[Supplied material start]
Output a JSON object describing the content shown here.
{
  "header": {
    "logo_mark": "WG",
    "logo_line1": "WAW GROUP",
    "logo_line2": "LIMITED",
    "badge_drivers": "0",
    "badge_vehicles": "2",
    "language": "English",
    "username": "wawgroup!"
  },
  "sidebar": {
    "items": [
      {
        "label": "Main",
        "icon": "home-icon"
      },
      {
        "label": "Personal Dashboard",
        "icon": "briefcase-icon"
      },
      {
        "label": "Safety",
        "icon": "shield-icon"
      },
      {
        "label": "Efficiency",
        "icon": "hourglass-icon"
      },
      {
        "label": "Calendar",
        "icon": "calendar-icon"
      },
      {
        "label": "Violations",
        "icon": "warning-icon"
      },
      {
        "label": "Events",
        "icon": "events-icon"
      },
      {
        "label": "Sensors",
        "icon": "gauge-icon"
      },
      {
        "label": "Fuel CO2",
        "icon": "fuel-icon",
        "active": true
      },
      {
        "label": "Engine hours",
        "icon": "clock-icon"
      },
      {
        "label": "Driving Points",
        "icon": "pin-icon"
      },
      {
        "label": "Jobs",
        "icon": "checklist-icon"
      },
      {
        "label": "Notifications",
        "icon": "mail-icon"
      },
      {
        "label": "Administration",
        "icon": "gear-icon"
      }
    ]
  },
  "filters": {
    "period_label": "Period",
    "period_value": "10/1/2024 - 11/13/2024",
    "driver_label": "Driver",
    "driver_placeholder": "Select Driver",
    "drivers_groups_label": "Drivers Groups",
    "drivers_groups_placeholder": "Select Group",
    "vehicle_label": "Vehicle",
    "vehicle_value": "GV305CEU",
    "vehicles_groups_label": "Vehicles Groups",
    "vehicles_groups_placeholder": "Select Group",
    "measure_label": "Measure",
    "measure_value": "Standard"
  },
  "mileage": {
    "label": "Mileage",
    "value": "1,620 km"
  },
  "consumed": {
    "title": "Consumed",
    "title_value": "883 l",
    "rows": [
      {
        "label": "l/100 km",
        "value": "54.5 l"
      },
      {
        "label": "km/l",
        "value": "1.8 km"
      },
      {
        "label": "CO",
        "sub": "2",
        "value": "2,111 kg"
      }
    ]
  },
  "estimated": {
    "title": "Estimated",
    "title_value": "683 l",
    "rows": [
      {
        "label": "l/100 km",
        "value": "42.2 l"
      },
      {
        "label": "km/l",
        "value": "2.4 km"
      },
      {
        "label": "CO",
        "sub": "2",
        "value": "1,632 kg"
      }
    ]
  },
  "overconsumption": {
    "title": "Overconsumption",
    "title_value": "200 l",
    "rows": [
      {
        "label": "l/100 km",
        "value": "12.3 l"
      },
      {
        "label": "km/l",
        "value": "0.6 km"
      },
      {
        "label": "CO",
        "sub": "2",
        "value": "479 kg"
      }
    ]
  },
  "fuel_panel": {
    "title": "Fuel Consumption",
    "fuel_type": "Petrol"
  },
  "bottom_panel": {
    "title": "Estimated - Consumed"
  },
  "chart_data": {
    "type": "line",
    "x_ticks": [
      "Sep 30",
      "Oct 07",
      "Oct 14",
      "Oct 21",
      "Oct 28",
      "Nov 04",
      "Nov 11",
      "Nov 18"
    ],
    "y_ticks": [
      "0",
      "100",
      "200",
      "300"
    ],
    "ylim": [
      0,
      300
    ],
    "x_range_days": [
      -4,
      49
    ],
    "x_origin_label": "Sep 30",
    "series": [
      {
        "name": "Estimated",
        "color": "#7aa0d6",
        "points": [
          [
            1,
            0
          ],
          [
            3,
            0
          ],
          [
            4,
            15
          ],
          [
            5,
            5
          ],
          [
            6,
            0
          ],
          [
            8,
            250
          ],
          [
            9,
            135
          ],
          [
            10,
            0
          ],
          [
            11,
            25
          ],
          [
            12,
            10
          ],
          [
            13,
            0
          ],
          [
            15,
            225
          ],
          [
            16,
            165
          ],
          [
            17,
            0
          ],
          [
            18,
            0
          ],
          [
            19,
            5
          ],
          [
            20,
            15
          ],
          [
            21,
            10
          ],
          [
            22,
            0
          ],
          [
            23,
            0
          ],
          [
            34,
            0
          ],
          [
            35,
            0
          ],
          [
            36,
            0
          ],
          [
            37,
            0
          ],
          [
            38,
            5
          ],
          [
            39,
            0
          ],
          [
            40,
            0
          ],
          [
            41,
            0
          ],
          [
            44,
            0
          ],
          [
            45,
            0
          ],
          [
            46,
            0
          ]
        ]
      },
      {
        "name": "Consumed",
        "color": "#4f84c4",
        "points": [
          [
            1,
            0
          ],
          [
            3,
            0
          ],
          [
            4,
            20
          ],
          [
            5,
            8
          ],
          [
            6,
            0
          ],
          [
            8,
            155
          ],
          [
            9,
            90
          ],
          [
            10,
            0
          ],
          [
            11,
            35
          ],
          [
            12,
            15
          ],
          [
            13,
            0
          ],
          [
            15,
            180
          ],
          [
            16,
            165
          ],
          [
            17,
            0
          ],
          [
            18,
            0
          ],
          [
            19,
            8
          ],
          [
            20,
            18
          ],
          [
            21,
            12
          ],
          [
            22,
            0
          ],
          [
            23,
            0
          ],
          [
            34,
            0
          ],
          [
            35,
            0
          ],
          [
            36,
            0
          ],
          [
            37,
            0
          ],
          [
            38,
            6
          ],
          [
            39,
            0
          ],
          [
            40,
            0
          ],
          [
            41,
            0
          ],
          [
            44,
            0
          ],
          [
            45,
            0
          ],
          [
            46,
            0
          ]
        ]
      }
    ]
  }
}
[Supplied material end]
__Requirement__:
Each entry above is to be quoted exactly.

__Reply__:
Output a JSON object describing the content shown here.
{
  "header": {
    "logo_mark": "WG",
    "logo_line1": "WAW GROUP",
    "logo_line2": "LIMITED",
    "badge_drivers": "0",
    "badge_vehicles": "2",
    "language": "English",
    "username": "wawgroup!"
  },
  "sidebar": {
    "items": [
      {
        "label": "Main",
        "icon": "home-icon"
      },
      {
        "label": "Personal Dashboard",
        "icon": "briefcase-icon"
      },
      {
        "label": "Safety",
        "icon": "shield-icon"
      },
      {
        "label": "Efficiency",
        "icon": "hourglass-icon"
      },
      {
        "label": "Calendar",
        "icon": "calendar-icon"
      },
      {
        "label": "Violations",
        "icon": "warning-icon"
      },
      {
        "label": "Events",
        "icon": "events-icon"
      },
      {
        "label": "Sensors",
        "icon": "gauge-icon"
      },
      {
        "label": "Fuel CO2",
        "icon": "fuel-icon",
        "active": true
      },
      {
        "label": "Engine hours",
        "icon": "clock-icon"
      },
      {
        "label": "Driving Points",
        "icon": "pin-icon"
      },
      {
        "label": "Jobs",
        "icon": "checklist-icon"
      },
      {
        "label": "Notifications",
        "icon": "mail-icon"
      },
      {
        "label": "Administration",
        "icon": "gear-icon"
      }
    ]
  },
  "filters": {
    "period_label": "Period",
    "period_value": "10/1/2024 - 11/13/2024",
    "driver_label": "Driver",
    "driver_placeholder": "Select Driver",
    "drivers_groups_label": "Drivers Groups",
    "drivers_groups_placeholder": "Select Group",
    "vehicle_label": "Vehicle",
    "vehicle_value": "GV305CEU",
    "vehicles_groups_label": "Vehicles Groups",
    "vehicles_groups_placeholder": "Select Group",
    "measure_label": "Measure",
    "measure_value": "Standard"
  },
  "mileage": {
    "label": "Mileage",
    "value": "1,620 km"
  },
  "consumed": {
    "title": "Consumed",
    "title_value": "883 l",
    "rows": [
      {
        "label": "l/100 km",
        "value": "54.5 l"
      },
      {
        "label": "km/l",
        "value": "1.8 km"
      },
      {
        "label": "CO",
        "sub": "2",
        "value": "2,111 kg"
      }
    ]
  },
  "estimated": {
    "title": "Estimated",
    "title_value": "683 l",
    "rows": [
      {
        "label": "l/100 km",
        "value": "42.2 l"
      },
      {
        "label": "km/l",
        "value": "2.4 km"
      },
      {
        "label": "CO",
        "sub": "2",
        "value": "1,632 kg"
      }
    ]
  },
  "overconsumption": {
    "title": "Overconsumption",
    "title_value": "200 l",
    "rows": [
      {
        "label": "l/100 km",
        "value": "12.3 l"
      },
      {
        "label": "km/l",
        "value": "0.6 km"
      },
      {
        "label": "CO",
        "sub": "2",
        "value": "479 kg"
      }
    ]
  },
  "fuel_panel": {
    "title": "Fuel Consumption",
    "fuel_type": "Petrol"
  },
  "bottom_panel": {
    "title": "Estimated - Consumed"
  },
  "chart_data": {
    "type": "line",
    "x_ticks": [
      "Sep 30",
      "Oct 07",
      "Oct 14",
      "Oct 21",
      "Oct 28",
      "Nov 04",
      "Nov 11",
      "Nov 18"
    ],
    "y_ticks": [
      "0",
      "100",
      "200",
      "300"
    ],
    "ylim": [
      0,
      300
    ],
    "x_range_days": [
      -4,
      49
    ],
    "x_origin_label": "Sep 30",
    "series": [
      {
        "name": "Estimated",
        "color": "#7aa0d6",
        "points": [
          [
            1,
            0
          ],
          [
            3,
            0
          ],
          [
            4,
            15
          ],
          [
            5,
            5
          ],
          [
            6,
            0
          ],
          [
            8,
            250
          ],
          [
            9,
            135
          ],
          [
            10,
            0
          ],
          [
            11,
            25
          ],
          [
            12,
            10
          ],
          [
            13,
            0
          ],
          [
            15,
            225
          ],
          [
            16,
            165
          ],
          [
            17,
            0
          ],
          [
            18,
            0
          ],
          [
            19,
            5
          ],
          [
            20,
            15
          ],
          [
            21,
            10
          ],
          [
            22,
            0
          ],
          [
            23,
            0
          ],
          [
            34,
            0
          ],
          [
            35,
            0
          ],
          [
            36,
            0
          ],
          [
            37,
            0
          ],
          [
            38,
            5
          ],
          [
            39,
            0
          ],
          [
            40,
            0
          ],
          [
            41,
            0
          ],
          [
            44,
            0
          ],
          [
            45,
            0
          ],
          [
            46,
            0
          ]
        ]
      },
      {
        "name": "Consumed",
        "color": "#4f84c4",
        "points": [
          [
            1,
            0
          ],
          [
            3,
            0
          ],
          [
            4,
            20
          ],
          [
            5,
            8
          ],
          [
            6,
            0
          ],
          [
            8,
            155
          ],
          [
            9,
            90
          ],
          [
            10,
            0
          ],
          [
            11,
            35
          ],
          [
            12,
            15
          ],
          [
            13,
            0
          ],
          [
            15,
            180
          ],
          [
            16,
            165
          ],
          [
            17,
            0
          ],
          [
            18,
            0
          ],
          [
            19,
            8
          ],
          [
            20,
            18
          ],
          [
            21,
            12
          ],
          [
            22,
            0
          ],
          [
            23,
            0
          ],
          [
            34,
            0
          ],
          [
            35,
            0
          ],
          [
            36,
            0
          ],
          [
            37,
            0
          ],
          [
            38,
            6
          ],
          [
            39,
            0
          ],
          [
            40,
            0
          ],
          [
            41,
            0
          ],
          [
            44,
            0
          ],
          [
            45,
            0
          ],
          [
            46,
            0
          ]
        ]
      }
    ]
  }
}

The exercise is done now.